Pictures stay out of your copy, but everything else in the records below must be repeated exactly.

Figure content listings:
★ ★ ★
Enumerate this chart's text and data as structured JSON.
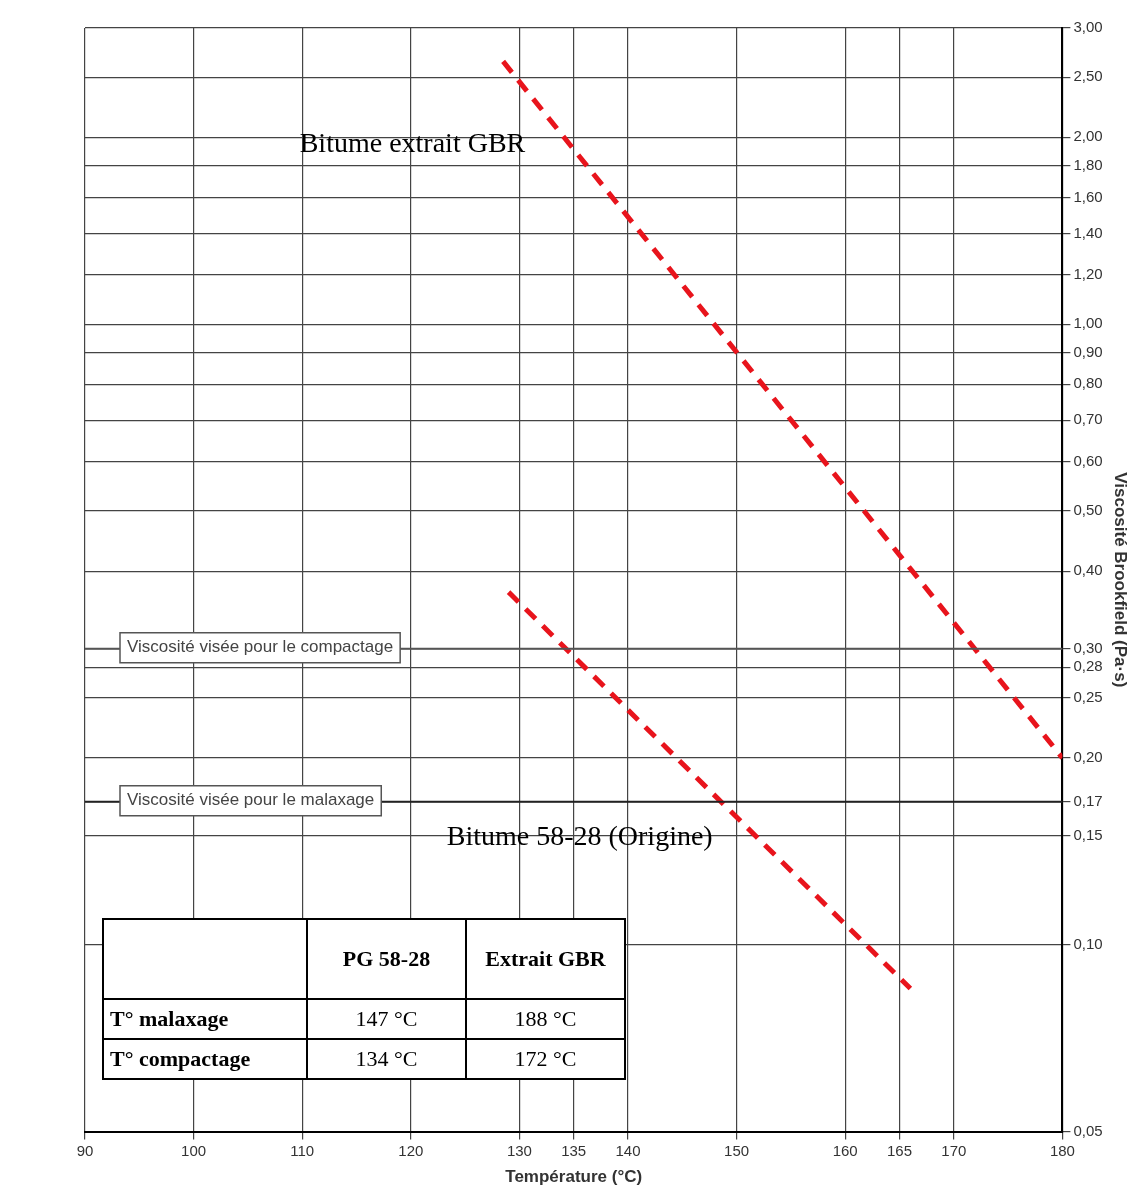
{
  "chart_data": {
    "type": "line",
    "xlabel": "Température (°C)",
    "ylabel": "Viscosité Brookfield (Pa·s)",
    "series": [
      {
        "name": "Bitume extrait GBR",
        "color": "#e8141c",
        "x": [
          128.5,
          180
        ],
        "values": [
          2.65,
          0.2
        ]
      },
      {
        "name": "Bitume 58-28 (Origine)",
        "color": "#e8141c",
        "x": [
          129,
          166
        ],
        "values": [
          0.37,
          0.085
        ]
      }
    ],
    "xlim": [
      90,
      180
    ],
    "xticks": [
      90,
      100,
      110,
      120,
      130,
      135,
      140,
      150,
      160,
      165,
      170,
      180
    ],
    "ylim": [
      0.05,
      3
    ],
    "yticks": [
      {
        "value": 3,
        "label": "3,00"
      },
      {
        "value": 2.5,
        "label": "2,50"
      },
      {
        "value": 2,
        "label": "2,00"
      },
      {
        "value": 1.8,
        "label": "1,80"
      },
      {
        "value": 1.6,
        "label": "1,60"
      },
      {
        "value": 1.4,
        "label": "1,40"
      },
      {
        "value": 1.2,
        "label": "1,20"
      },
      {
        "value": 1,
        "label": "1,00"
      },
      {
        "value": 0.9,
        "label": "0,90"
      },
      {
        "value": 0.8,
        "label": "0,80"
      },
      {
        "value": 0.7,
        "label": "0,70"
      },
      {
        "value": 0.6,
        "label": "0,60"
      },
      {
        "value": 0.5,
        "label": "0,50"
      },
      {
        "value": 0.4,
        "label": "0,40"
      },
      {
        "value": 0.3,
        "label": "0,30"
      },
      {
        "value": 0.28,
        "label": "0,28"
      },
      {
        "value": 0.25,
        "label": "0,25"
      },
      {
        "value": 0.2,
        "label": "0,20"
      },
      {
        "value": 0.17,
        "label": "0,17"
      },
      {
        "value": 0.15,
        "label": "0,15"
      },
      {
        "value": 0.1,
        "label": "0,10"
      },
      {
        "value": 0.05,
        "label": "0,05"
      }
    ],
    "log": "y",
    "grid": true,
    "legend": false,
    "marker": "none",
    "line_style": "dashed",
    "ref_lines": [
      {
        "axis": "y",
        "value": 0.3,
        "label": "Viscosité visée pour le compactage",
        "color": "#555555"
      },
      {
        "axis": "y",
        "value": 0.17,
        "label": "Viscosité visée pour le malaxage",
        "color": "#222222"
      }
    ],
    "annotations": [
      "PG 58-28",
      "Extrait GBR",
      "T° malaxage",
      "147 °C",
      "188 °C",
      "T° compactage",
      "134 °C",
      "172 °C"
    ]
  }
}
★ ★ ★
> SOLVED PROBLEM:
Enumerate this chart's text and data as structured JSON.
{
  "chart_data": {
    "type": "line",
    "xlabel": "Température (°C)",
    "ylabel": "Viscosité Brookfield (Pa·s)",
    "series": [
      {
        "name": "Bitume extrait GBR",
        "color": "#e8141c",
        "x": [
          128.5,
          180
        ],
        "values": [
          2.65,
          0.2
        ]
      },
      {
        "name": "Bitume 58-28 (Origine)",
        "color": "#e8141c",
        "x": [
          129,
          166
        ],
        "values": [
          0.37,
          0.085
        ]
      }
    ],
    "xlim": [
      90,
      180
    ],
    "xticks": [
      90,
      100,
      110,
      120,
      130,
      135,
      140,
      150,
      160,
      165,
      170,
      180
    ],
    "ylim": [
      0.05,
      3
    ],
    "yticks": [
      {
        "value": 3,
        "label": "3,00"
      },
      {
        "value": 2.5,
        "label": "2,50"
      },
      {
        "value": 2,
        "label": "2,00"
      },
      {
        "value": 1.8,
        "label": "1,80"
      },
      {
        "value": 1.6,
        "label": "1,60"
      },
      {
        "value": 1.4,
        "label": "1,40"
      },
      {
        "value": 1.2,
        "label": "1,20"
      },
      {
        "value": 1,
        "label": "1,00"
      },
      {
        "value": 0.9,
        "label": "0,90"
      },
      {
        "value": 0.8,
        "label": "0,80"
      },
      {
        "value": 0.7,
        "label": "0,70"
      },
      {
        "value": 0.6,
        "label": "0,60"
      },
      {
        "value": 0.5,
        "label": "0,50"
      },
      {
        "value": 0.4,
        "label": "0,40"
      },
      {
        "value": 0.3,
        "label": "0,30"
      },
      {
        "value": 0.28,
        "label": "0,28"
      },
      {
        "value": 0.25,
        "label": "0,25"
      },
      {
        "value": 0.2,
        "label": "0,20"
      },
      {
        "value": 0.17,
        "label": "0,17"
      },
      {
        "value": 0.15,
        "label": "0,15"
      },
      {
        "value": 0.1,
        "label": "0,10"
      },
      {
        "value": 0.05,
        "label": "0,05"
      }
    ],
    "log": "y",
    "grid": true,
    "legend": false,
    "marker": "none",
    "line_style": "dashed",
    "ref_lines": [
      {
        "axis": "y",
        "value": 0.3,
        "label": "Viscosité visée pour le compactage",
        "color": "#555555"
      },
      {
        "axis": "y",
        "value": 0.17,
        "label": "Viscosité visée pour le malaxage",
        "color": "#222222"
      }
    ],
    "annotations": [
      "PG 58-28",
      "Extrait GBR",
      "T° malaxage",
      "147 °C",
      "188 °C",
      "T° compactage",
      "134 °C",
      "172 °C"
    ]
  }
}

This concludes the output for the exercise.